Write every record out again exactly as given.

:::

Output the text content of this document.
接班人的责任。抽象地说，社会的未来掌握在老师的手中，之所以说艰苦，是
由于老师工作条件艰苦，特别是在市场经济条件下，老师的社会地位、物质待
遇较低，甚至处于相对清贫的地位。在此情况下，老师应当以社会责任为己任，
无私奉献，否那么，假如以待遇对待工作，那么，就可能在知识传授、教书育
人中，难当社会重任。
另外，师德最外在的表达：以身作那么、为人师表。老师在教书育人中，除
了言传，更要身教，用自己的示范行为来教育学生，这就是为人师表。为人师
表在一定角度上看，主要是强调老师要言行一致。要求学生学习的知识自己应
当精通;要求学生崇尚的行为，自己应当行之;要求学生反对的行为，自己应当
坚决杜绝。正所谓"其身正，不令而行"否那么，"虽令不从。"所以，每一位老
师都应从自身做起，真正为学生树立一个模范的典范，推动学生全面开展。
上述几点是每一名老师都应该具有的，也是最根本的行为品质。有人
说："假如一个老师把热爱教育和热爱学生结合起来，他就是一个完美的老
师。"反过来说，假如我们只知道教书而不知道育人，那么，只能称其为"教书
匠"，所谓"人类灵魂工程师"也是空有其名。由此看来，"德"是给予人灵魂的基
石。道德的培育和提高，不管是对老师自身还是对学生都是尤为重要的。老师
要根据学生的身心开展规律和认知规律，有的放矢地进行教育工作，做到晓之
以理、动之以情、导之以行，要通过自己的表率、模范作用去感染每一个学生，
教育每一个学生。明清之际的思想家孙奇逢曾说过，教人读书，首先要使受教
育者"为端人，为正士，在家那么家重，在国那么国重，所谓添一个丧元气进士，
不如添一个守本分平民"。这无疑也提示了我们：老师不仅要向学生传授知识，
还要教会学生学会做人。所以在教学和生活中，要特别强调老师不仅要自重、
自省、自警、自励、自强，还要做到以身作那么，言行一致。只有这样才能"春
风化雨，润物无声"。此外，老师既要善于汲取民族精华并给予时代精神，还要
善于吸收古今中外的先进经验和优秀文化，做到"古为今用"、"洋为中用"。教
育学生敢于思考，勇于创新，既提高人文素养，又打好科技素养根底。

:::

CORRECT RESULT.
Output the text content of this document.
接班人的责任。抽象地说，社会的未来掌握在老师的手中，之所以说艰苦，是
由于老师工作条件艰苦，特别是在市场经济条件下，老师的社会地位、物质待
遇较低，甚至处于相对清贫的地位。在此情况下，老师应当以社会责任为己任，
无私奉献，否那么，假如以待遇对待工作，那么，就可能在知识传授、教书育
人中，难当社会重任。
另外，师德最外在的表达：以身作那么、为人师表。老师在教书育人中，除
了言传，更要身教，用自己的示范行为来教育学生，这就是为人师表。为人师
表在一定角度上看，主要是强调老师要言行一致。要求学生学习的知识自己应
当精通;要求学生崇尚的行为，自己应当行之;要求学生反对的行为，自己应当
坚决杜绝。正所谓"其身正，不令而行"否那么，"虽令不从。"所以，每一位老
师都应从自身做起，真正为学生树立一个模范的典范，推动学生全面开展。
上述几点是每一名老师都应该具有的，也是最根本的行为品质。有人
说："假如一个老师把热爱教育和热爱学生结合起来，他就是一个完美的老
师。"反过来说，假如我们只知道教书而不知道育人，那么，只能称其为"教书
匠"，所谓"人类灵魂工程师"也是空有其名。由此看来，"德"是给予人灵魂的基
石。道德的培育和提高，不管是对老师自身还是对学生都是尤为重要的。老师
要根据学生的身心开展规律和认知规律，有的放矢地进行教育工作，做到晓之
以理、动之以情、导之以行，要通过自己的表率、模范作用去感染每一个学生，
教育每一个学生。明清之际的思想家孙奇逢曾说过，教人读书，首先要使受教
育者"为端人，为正士，在家那么家重，在国那么国重，所谓添一个丧元气进士，
不如添一个守本分平民"。这无疑也提示了我们：老师不仅要向学生传授知识，
还要教会学生学会做人。所以在教学和生活中，要特别强调老师不仅要自重、
自省、自警、自励、自强，还要做到以身作那么，言行一致。只有这样才能"春
风化雨，润物无声"。此外，老师既要善于汲取民族精华并给予时代精神，还要
善于吸收古今中外的先进经验和优秀文化，做到"古为今用"、"洋为中用"。教
育学生敢于思考，勇于创新，既提高人文素养，又打好科技素养根底。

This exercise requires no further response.